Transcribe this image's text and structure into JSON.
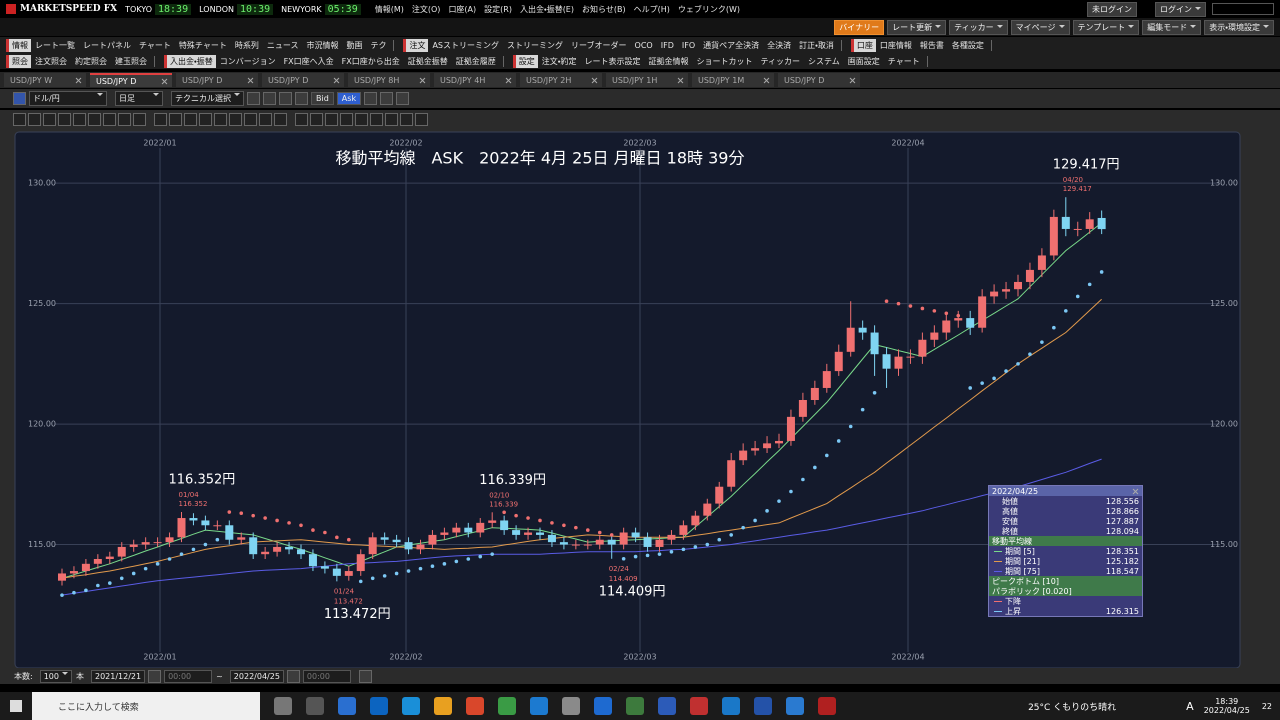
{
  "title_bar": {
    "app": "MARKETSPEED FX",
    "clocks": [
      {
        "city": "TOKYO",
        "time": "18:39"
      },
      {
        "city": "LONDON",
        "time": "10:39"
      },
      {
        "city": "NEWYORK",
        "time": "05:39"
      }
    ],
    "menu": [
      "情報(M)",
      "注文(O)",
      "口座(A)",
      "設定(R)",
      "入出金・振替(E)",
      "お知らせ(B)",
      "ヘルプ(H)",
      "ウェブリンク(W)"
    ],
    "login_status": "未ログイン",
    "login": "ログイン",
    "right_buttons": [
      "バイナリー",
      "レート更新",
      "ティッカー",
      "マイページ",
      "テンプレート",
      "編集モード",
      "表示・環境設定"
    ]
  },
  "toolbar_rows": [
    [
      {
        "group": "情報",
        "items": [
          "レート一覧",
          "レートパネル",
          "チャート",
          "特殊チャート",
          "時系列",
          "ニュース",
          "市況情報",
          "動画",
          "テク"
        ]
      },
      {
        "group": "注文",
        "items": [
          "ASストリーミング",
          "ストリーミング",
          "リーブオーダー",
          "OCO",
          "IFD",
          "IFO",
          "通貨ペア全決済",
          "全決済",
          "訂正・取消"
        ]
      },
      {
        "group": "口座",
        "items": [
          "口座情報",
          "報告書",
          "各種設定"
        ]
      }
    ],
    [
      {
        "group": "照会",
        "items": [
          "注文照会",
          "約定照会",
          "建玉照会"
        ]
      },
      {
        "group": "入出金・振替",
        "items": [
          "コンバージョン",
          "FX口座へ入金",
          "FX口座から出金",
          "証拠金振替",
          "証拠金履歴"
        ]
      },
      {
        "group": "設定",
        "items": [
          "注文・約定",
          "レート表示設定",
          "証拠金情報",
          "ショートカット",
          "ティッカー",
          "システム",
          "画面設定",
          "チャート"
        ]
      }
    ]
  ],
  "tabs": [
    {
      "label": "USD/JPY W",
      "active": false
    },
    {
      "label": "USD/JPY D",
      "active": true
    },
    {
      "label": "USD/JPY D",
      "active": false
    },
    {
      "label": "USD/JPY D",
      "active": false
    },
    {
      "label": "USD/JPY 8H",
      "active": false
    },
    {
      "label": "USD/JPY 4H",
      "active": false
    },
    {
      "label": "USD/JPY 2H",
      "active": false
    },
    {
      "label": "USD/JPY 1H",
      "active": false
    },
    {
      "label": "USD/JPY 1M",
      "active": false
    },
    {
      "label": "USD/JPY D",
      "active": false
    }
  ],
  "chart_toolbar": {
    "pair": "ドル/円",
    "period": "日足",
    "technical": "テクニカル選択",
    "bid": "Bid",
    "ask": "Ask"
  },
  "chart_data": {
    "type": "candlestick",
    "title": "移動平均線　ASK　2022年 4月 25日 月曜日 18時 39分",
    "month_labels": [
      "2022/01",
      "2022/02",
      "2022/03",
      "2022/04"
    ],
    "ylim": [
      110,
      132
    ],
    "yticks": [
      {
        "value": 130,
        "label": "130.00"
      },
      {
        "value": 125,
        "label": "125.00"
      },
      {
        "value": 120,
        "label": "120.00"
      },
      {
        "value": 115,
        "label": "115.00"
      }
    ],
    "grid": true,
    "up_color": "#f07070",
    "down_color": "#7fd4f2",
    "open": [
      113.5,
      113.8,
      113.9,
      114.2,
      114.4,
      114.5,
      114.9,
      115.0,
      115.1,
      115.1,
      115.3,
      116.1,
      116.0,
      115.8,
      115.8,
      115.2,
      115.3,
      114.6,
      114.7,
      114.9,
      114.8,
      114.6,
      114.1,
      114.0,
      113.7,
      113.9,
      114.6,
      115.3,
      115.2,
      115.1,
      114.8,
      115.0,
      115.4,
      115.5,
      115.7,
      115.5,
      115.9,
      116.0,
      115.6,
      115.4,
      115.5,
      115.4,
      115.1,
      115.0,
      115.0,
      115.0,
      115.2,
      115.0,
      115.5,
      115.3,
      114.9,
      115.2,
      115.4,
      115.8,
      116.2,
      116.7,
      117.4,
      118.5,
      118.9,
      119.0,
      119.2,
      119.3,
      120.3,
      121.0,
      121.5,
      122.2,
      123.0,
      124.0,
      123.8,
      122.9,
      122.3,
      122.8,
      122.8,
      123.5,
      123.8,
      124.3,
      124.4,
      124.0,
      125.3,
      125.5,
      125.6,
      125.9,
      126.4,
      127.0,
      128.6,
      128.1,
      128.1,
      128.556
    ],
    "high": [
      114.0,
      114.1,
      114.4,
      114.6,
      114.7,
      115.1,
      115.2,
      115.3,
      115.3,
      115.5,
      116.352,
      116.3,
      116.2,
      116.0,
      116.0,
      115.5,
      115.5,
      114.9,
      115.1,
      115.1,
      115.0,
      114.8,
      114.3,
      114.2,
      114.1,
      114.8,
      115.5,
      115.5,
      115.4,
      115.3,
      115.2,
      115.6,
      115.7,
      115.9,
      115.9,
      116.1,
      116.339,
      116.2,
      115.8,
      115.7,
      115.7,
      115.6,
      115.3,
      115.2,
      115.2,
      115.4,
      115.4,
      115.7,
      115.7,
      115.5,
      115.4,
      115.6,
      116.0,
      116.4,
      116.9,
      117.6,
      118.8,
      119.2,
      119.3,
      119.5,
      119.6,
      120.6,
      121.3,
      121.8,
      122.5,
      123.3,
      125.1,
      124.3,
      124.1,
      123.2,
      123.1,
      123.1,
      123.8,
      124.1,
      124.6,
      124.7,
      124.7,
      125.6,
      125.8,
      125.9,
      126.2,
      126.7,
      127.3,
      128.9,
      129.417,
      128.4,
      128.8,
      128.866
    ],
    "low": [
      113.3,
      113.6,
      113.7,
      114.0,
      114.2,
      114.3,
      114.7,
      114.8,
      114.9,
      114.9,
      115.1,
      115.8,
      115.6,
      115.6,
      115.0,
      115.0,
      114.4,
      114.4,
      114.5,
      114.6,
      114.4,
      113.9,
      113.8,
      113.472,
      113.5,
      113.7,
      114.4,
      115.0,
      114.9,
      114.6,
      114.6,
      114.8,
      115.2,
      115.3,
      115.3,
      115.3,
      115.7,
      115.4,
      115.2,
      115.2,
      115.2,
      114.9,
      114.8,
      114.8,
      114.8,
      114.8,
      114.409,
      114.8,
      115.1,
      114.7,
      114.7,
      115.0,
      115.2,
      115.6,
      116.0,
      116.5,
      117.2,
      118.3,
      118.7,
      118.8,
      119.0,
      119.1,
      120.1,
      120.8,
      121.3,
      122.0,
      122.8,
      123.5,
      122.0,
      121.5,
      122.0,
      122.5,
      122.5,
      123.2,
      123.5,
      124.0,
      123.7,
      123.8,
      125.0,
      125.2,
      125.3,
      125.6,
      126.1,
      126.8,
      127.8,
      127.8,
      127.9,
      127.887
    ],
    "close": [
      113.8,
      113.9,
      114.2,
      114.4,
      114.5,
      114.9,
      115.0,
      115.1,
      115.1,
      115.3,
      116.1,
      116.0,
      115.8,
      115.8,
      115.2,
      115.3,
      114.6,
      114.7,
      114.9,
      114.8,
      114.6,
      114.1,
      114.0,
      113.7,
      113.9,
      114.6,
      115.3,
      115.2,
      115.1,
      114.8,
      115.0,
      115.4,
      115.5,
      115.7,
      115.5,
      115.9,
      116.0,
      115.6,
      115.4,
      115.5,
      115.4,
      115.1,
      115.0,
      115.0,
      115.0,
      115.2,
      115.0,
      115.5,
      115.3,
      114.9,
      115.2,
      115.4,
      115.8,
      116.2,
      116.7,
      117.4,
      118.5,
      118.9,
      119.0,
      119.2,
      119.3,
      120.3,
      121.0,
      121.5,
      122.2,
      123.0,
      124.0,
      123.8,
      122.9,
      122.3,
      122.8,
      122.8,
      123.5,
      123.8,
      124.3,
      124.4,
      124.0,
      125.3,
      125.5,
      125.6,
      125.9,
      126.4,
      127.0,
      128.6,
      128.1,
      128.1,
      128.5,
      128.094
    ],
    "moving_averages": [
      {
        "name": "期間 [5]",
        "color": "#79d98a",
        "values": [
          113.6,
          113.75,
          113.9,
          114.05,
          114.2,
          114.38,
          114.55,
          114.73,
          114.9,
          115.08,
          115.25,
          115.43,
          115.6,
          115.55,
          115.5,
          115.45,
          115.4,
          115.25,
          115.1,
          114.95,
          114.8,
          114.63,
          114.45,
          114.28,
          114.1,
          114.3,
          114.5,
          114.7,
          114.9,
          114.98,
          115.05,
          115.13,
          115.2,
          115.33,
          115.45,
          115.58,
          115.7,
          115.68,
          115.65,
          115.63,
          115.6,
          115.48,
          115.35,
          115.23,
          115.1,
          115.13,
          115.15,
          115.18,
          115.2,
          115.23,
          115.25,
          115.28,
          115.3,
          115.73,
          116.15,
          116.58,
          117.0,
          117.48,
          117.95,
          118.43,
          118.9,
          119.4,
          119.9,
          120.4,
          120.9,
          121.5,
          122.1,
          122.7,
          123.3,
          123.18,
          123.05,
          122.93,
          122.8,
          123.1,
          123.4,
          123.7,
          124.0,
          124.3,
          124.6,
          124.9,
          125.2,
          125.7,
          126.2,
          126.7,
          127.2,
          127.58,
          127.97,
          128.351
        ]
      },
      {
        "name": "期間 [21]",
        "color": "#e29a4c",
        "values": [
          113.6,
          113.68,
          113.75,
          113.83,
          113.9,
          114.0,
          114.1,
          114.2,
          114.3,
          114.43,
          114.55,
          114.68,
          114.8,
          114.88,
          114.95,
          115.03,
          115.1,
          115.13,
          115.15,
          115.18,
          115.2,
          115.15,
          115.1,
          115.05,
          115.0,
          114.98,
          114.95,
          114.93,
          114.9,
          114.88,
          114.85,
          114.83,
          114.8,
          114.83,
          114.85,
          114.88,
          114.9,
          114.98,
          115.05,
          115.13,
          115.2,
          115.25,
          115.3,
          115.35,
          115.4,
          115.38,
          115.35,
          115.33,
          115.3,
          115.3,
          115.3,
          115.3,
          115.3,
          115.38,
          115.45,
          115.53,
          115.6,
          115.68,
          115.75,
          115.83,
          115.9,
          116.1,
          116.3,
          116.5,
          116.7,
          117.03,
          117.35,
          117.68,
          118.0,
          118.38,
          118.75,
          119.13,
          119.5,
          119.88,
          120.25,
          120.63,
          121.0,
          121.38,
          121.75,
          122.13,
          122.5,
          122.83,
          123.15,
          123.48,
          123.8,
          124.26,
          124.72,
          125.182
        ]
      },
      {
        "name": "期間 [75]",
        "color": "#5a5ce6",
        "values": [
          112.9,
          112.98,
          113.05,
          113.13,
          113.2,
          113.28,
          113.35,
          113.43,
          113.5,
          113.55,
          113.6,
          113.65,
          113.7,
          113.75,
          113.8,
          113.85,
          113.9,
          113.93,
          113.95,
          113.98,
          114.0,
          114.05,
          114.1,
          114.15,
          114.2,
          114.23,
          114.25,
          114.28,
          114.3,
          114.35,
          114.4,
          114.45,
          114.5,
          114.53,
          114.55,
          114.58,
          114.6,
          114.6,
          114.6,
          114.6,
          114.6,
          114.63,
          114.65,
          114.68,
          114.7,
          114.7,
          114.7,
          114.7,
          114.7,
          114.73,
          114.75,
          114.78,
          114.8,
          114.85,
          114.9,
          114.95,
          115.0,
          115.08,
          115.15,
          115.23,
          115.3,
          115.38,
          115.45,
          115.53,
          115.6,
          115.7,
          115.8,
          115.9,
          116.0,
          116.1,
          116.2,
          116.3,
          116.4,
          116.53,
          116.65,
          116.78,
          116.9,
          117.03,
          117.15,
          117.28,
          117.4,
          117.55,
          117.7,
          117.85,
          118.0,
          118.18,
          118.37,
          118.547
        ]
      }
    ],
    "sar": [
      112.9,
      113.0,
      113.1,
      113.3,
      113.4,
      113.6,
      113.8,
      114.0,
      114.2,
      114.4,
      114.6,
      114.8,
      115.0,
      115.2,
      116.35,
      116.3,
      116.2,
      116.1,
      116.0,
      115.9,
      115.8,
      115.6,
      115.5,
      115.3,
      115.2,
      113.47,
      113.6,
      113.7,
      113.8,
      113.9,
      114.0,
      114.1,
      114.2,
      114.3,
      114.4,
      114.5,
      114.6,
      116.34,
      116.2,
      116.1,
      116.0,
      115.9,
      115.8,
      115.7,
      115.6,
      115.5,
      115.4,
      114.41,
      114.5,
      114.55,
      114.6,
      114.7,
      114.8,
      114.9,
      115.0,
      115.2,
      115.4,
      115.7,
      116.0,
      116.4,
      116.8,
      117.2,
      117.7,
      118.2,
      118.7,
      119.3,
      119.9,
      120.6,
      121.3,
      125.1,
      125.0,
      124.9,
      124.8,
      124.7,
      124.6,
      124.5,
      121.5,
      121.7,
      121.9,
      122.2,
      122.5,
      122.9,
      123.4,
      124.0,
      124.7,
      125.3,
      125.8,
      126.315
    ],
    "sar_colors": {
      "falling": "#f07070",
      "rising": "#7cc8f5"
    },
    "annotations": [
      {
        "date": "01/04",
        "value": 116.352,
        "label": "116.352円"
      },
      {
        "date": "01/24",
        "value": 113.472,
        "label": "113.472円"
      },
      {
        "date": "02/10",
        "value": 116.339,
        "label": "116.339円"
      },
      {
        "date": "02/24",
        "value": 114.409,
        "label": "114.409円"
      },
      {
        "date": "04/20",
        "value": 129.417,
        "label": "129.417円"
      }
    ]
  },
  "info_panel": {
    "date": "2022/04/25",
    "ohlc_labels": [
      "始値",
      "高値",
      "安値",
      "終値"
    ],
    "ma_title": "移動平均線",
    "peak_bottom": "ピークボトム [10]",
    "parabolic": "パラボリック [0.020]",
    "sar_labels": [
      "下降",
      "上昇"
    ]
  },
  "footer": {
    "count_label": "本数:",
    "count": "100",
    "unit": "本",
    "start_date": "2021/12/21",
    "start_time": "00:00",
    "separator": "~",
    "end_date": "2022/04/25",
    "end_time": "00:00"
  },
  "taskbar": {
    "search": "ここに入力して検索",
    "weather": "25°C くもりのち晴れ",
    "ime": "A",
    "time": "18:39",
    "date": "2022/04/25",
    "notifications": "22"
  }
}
++++++++
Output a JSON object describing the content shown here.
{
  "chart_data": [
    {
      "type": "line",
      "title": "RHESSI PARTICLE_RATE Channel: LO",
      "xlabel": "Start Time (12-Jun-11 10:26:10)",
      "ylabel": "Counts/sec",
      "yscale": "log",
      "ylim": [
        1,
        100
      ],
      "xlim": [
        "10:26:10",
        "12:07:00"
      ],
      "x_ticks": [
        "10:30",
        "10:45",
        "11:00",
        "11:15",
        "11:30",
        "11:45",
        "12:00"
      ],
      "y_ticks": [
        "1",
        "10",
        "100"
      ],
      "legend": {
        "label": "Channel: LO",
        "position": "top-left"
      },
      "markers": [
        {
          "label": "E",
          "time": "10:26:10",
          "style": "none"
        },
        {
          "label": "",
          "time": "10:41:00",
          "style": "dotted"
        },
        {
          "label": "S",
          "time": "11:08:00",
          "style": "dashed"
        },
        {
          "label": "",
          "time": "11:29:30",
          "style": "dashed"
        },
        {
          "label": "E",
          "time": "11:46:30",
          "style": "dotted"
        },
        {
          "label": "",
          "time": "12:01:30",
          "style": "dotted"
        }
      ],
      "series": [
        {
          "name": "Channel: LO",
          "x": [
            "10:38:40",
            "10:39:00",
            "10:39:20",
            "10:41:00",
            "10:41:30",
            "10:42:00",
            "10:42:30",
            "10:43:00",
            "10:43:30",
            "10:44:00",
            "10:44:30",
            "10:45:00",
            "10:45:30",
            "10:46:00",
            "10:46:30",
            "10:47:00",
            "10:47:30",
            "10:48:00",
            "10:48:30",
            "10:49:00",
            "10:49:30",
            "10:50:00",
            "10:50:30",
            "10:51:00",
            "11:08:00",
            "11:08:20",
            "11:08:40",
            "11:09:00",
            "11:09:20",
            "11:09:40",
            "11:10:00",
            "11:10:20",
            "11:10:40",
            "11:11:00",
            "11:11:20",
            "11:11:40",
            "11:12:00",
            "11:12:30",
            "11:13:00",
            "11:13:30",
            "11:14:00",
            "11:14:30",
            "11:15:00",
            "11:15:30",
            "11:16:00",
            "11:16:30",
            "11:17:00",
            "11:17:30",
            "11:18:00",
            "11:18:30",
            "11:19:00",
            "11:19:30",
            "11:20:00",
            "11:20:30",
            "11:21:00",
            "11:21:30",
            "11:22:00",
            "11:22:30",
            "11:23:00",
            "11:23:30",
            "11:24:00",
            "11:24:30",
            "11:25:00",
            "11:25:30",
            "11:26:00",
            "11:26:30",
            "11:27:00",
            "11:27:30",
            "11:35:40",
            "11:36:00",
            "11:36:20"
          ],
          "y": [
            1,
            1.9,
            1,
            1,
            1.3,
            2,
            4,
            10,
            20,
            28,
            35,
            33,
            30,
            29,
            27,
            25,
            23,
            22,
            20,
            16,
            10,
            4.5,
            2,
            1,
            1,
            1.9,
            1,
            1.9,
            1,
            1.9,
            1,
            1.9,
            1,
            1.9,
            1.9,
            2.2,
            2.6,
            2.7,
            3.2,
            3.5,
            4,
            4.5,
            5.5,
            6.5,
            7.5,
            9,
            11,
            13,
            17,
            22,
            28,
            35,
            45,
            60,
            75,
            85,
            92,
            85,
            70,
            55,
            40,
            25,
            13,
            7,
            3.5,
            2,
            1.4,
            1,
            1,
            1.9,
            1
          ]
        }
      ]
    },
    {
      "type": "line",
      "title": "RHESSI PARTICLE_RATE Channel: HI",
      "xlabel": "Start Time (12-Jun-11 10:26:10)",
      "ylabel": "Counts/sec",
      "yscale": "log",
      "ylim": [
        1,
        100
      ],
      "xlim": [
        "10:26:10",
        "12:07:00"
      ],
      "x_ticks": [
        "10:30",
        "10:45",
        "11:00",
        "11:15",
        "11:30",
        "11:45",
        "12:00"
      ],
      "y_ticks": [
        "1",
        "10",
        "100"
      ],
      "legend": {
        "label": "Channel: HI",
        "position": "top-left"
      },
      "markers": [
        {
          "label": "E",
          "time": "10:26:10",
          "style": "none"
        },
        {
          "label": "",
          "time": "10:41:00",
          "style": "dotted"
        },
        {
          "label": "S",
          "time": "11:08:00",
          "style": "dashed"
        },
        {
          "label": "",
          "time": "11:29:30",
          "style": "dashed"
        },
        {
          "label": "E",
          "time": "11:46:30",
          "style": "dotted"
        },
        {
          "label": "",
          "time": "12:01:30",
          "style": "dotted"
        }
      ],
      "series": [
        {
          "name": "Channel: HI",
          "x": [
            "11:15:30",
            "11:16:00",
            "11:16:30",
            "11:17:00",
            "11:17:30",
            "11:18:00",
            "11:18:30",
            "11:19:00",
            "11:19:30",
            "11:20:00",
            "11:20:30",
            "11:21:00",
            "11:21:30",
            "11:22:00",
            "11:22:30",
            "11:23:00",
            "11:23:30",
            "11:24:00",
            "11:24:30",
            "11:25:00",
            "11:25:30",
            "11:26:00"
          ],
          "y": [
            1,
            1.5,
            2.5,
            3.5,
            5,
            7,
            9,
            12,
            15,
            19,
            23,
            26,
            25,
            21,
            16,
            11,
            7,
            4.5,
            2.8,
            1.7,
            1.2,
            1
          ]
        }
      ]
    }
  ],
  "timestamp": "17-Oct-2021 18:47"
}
++++++++
Task description
Select and copy every line of the material that holds the string "移動平均線".

Task response
    "title": "移動平均線　ASK　2022年 4月 25日 月曜日 18時 39分",
    "ma_title": "移動平均線",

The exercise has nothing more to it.